■ Prompt a
Please reproduce the data listing rows below word for word. Start at the first row and stop at the line containing "data-label: 69.00円 bbox=[86, 317, 127, 329]", keeping both ends.

■ Document excerpt
System Design April 11, 2026 · 22 min read

PostgreSQL Replication & High Availability: Streaming Replication, Patroni & Failover (2026)

A complete production guide to PostgreSQL high availability: physical streaming replication with WAL, synchronous vs asynchronous trade-offs, Patroni + etcd for automatic leader election and failover, PgBouncer connection pooling, read replica routing in Spring Boot with AbstractRoutingDataSource, pgBackRest backups, and a full DR runbook.

Md Sanwar Hossain
Senior Java & Backend Engineer

PostgreSQL Replication High Availability 2026

TL;DR: PostgreSQL HA requires streaming replication for data durability, Patroni + etcd for automatic failover (<30s RTO), PgBouncer for connection pooling, and AbstractRoutingDataSource in Spring Boot to route reads to replicas. Back up with pgBackRest to S3 for PITR.

1. Why High Availability? RTO & RPO Explained

A single-node PostgreSQL instance is a single point of failure. Hardware failure, OS crash, or a botched migration can bring your entire application offline. Two metrics define your HA requirements:

RTO (Recovery Time Objective): Maximum acceptable downtime. "We can be down for at most 30 seconds." Drives your failover automation strategy.

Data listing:
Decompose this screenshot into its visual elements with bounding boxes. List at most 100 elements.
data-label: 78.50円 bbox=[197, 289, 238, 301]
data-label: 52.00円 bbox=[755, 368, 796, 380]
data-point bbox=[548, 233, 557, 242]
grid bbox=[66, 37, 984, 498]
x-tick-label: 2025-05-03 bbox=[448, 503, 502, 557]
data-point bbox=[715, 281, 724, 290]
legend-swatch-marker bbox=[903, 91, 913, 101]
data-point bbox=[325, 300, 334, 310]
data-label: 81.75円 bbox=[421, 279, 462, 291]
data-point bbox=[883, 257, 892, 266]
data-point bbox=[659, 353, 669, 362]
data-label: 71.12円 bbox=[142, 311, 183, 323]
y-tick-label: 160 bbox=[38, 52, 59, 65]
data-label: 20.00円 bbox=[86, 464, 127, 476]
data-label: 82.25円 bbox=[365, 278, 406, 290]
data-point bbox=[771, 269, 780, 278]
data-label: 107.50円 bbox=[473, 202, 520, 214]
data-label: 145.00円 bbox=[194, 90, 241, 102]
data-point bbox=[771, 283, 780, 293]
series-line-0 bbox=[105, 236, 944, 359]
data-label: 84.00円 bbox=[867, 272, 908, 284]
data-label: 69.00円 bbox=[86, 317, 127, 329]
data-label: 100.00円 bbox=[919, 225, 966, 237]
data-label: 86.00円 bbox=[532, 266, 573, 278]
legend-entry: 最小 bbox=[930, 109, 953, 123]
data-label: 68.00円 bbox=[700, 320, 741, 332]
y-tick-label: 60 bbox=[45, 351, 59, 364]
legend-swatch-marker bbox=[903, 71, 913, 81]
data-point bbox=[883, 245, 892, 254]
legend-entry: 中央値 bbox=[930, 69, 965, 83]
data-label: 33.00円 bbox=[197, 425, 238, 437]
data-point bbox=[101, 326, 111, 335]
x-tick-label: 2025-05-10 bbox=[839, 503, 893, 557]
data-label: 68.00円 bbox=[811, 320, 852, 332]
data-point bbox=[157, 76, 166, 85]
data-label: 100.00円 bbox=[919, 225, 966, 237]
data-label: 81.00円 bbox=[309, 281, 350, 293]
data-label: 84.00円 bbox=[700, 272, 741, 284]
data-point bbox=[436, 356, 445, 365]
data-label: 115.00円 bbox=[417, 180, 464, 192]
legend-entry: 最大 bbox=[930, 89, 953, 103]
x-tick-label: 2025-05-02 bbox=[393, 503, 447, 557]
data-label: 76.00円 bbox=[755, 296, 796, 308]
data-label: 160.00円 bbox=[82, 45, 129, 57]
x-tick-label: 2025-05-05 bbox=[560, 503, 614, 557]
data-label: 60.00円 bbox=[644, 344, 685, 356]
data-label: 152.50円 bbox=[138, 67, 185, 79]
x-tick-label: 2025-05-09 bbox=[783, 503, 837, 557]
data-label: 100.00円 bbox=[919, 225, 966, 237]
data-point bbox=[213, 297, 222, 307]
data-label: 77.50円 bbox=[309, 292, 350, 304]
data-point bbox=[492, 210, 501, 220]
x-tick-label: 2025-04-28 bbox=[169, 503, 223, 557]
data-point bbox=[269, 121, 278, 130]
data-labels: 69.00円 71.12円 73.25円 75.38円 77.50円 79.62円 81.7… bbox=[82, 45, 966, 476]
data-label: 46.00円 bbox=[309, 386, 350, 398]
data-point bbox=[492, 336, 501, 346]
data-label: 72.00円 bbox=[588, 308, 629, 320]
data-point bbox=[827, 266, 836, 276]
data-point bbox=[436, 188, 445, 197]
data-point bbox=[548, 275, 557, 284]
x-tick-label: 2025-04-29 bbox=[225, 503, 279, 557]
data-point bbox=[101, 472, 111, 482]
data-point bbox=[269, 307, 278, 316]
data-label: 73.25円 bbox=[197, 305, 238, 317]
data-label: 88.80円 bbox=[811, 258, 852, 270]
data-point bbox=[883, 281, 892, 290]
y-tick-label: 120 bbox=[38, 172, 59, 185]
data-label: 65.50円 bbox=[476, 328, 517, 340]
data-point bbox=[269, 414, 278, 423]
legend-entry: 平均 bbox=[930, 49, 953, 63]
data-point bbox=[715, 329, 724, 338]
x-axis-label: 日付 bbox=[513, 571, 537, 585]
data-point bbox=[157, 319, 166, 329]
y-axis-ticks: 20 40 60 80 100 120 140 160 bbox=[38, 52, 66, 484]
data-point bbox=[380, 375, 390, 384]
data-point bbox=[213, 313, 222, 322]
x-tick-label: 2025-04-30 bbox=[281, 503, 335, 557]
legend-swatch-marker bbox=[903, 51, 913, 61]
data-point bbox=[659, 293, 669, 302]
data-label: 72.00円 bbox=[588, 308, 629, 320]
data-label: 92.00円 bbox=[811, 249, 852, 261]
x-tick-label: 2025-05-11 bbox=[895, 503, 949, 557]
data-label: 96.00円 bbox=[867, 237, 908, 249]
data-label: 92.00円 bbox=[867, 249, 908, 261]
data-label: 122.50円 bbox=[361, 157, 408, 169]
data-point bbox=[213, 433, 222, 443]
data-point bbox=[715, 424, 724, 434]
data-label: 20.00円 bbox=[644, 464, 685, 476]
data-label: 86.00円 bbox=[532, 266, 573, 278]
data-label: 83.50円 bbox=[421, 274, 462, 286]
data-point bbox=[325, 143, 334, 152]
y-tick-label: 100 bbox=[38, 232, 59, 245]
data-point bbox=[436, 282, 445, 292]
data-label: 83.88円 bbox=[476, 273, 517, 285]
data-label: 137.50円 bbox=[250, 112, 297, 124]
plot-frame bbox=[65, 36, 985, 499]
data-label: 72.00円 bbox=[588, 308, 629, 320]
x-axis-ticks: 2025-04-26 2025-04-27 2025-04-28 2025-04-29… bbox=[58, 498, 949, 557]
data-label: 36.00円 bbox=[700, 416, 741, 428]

■ Prompt b
Write out the part of the PostgreSQL high availability guide above that opens with the words "PostgreSQL Replication High" and closes with "S3 for PITR.", with no changes.

■ Finished answer a
Decompose this screenshot into its visual elements with bounding boxes. List at most 100 elements.
data-label: 78.50円 bbox=[197, 289, 238, 301]
data-label: 52.00円 bbox=[755, 368, 796, 380]
data-point bbox=[548, 233, 557, 242]
grid bbox=[66, 37, 984, 498]
x-tick-label: 2025-05-03 bbox=[448, 503, 502, 557]
data-point bbox=[715, 281, 724, 290]
legend-swatch-marker bbox=[903, 91, 913, 101]
data-point bbox=[325, 300, 334, 310]
data-label: 81.75円 bbox=[421, 279, 462, 291]
data-point bbox=[883, 257, 892, 266]
data-point bbox=[659, 353, 669, 362]
data-label: 71.12円 bbox=[142, 311, 183, 323]
y-tick-label: 160 bbox=[38, 52, 59, 65]
data-label: 20.00円 bbox=[86, 464, 127, 476]
data-label: 82.25円 bbox=[365, 278, 406, 290]
data-point bbox=[771, 269, 780, 278]
data-label: 107.50円 bbox=[473, 202, 520, 214]
data-label: 145.00円 bbox=[194, 90, 241, 102]
data-point bbox=[771, 283, 780, 293]
series-line-0 bbox=[105, 236, 944, 359]
data-label: 84.00円 bbox=[867, 272, 908, 284]
data-label: 69.00円 bbox=[86, 317, 127, 329]

■ Finished answer b
PostgreSQL Replication High Availability 2026

TL;DR: PostgreSQL HA requires streaming replication for data durability, Patroni + etcd for automatic failover (<30s RTO), PgBouncer for connection pooling, and AbstractRoutingDataSource in Spring Boot to route reads to replicas. Back up with pgBackRest to S3 for PITR.